■ JOB
Transcribe the listing exactly, leaving out every picture.

(Recorded data)
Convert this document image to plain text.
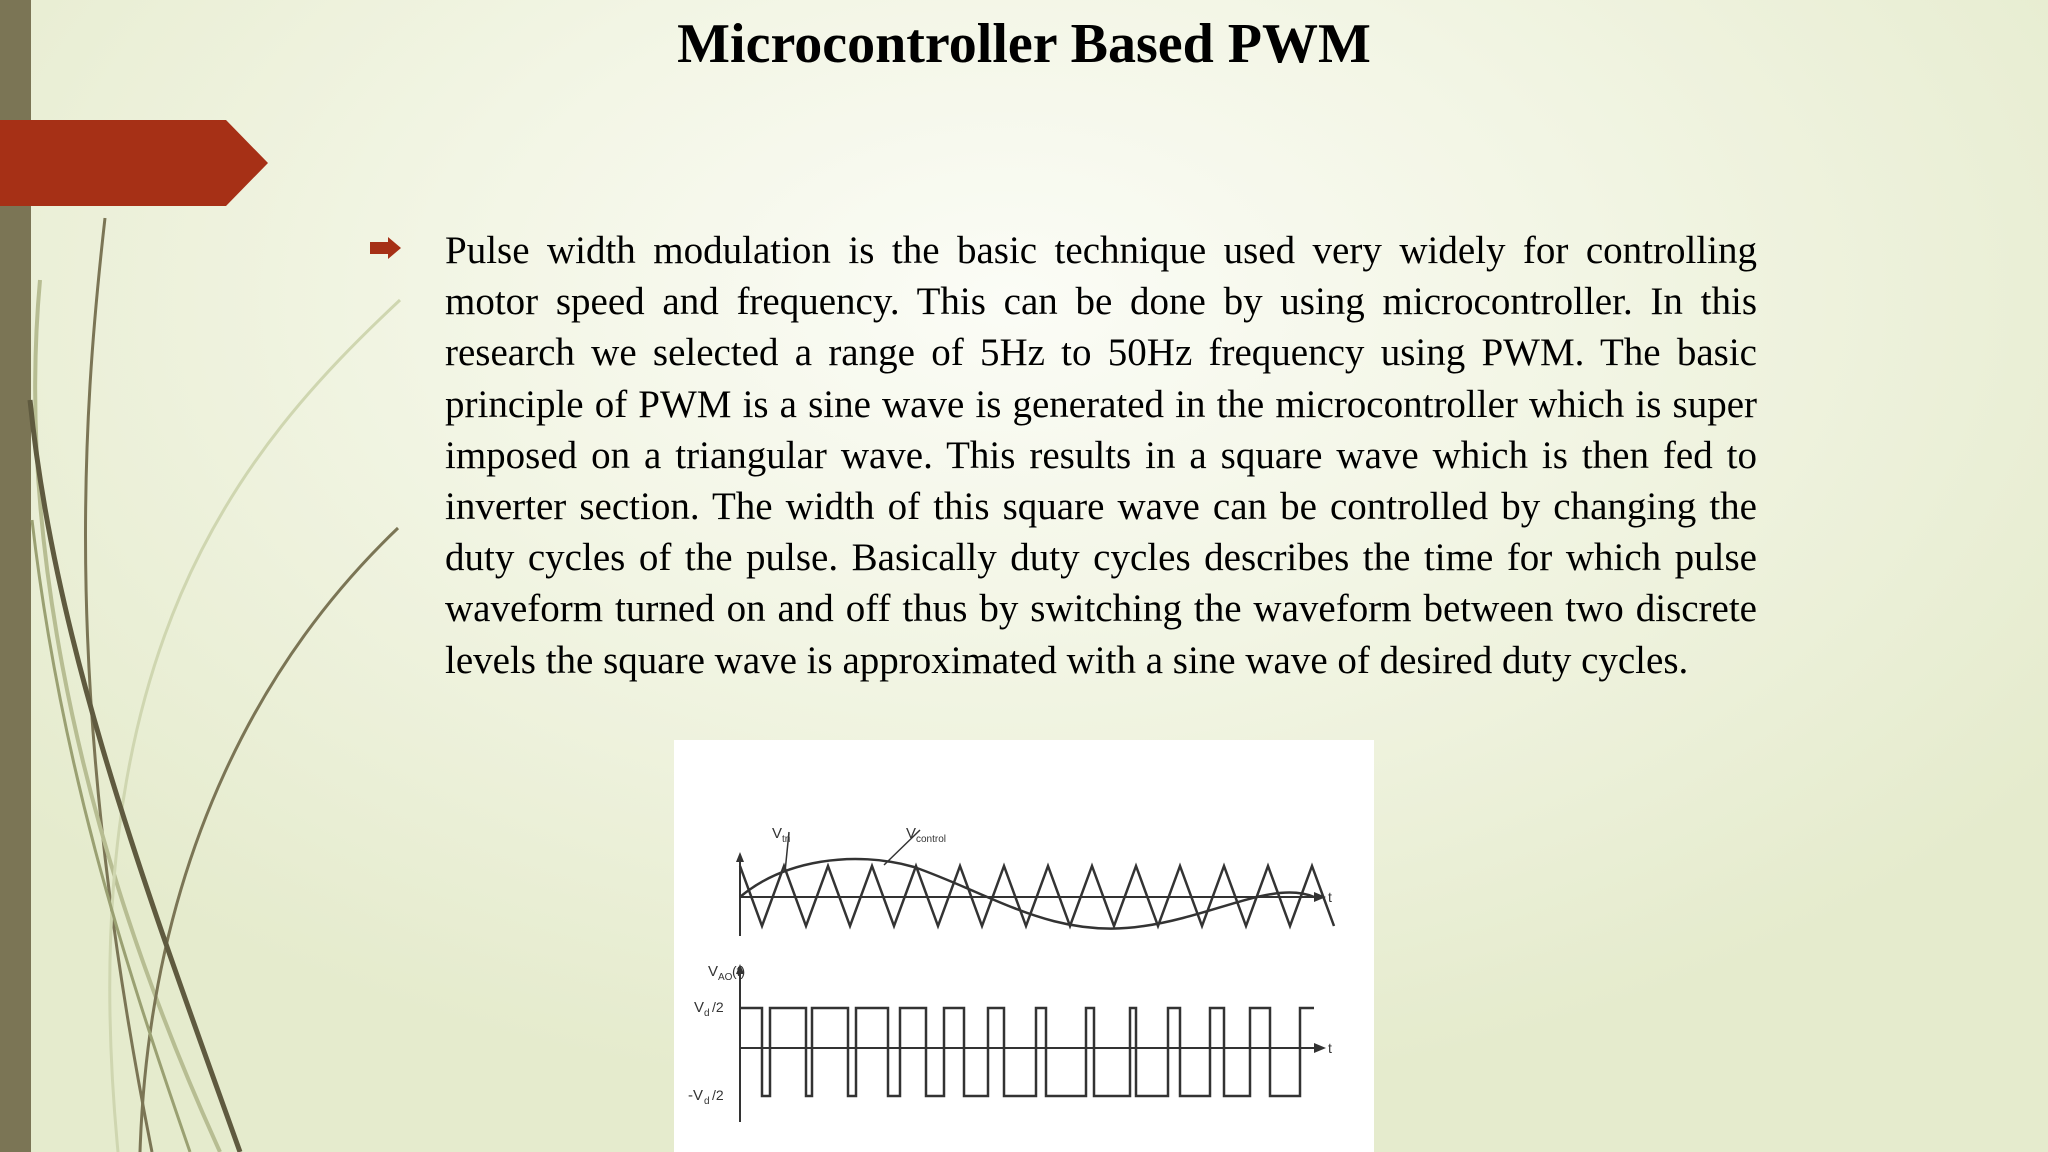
Microcontroller Based PWM

Pulse width modulation is the basic technique used very widely for controlling motor speed and frequency. This can be done by using microcontroller. In this research we selected a range of 5Hz to 50Hz frequency using PWM. The basic principle of PWM is a sine wave is generated in the microcontroller which is super imposed on a triangular wave. This results in a square wave which is then fed to inverter section. The width of this square wave can be controlled by changing the duty cycles of the pulse. Basically duty cycles describes the time for which pulse waveform turned on and off thus by switching the waveform between two discrete levels the square wave is approximated with a sine wave of desired duty cycles.

V tri	V control
t
V AO (t)
V d /2
-V d /2
t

■ RESPONSE TO THIS EXERCISE
Convert this document image to plain text.
Microcontroller Based PWM

Pulse width modulation is the basic technique used very widely for controlling motor speed and frequency. This can be done by using microcontroller. In this research we selected a range of 5Hz to 50Hz frequency using PWM. The basic principle of PWM is a sine wave is generated in the microcontroller which is super imposed on a triangular wave. This results in a square wave which is then fed to inverter section. The width of this square wave can be controlled by changing the duty cycles of the pulse. Basically duty cycles describes the time for which pulse waveform turned on and off thus by switching the waveform between two discrete levels the square wave is approximated with a sine wave of desired duty cycles.

V tri	V control
t
V AO (t)
V d /2
-V d /2
t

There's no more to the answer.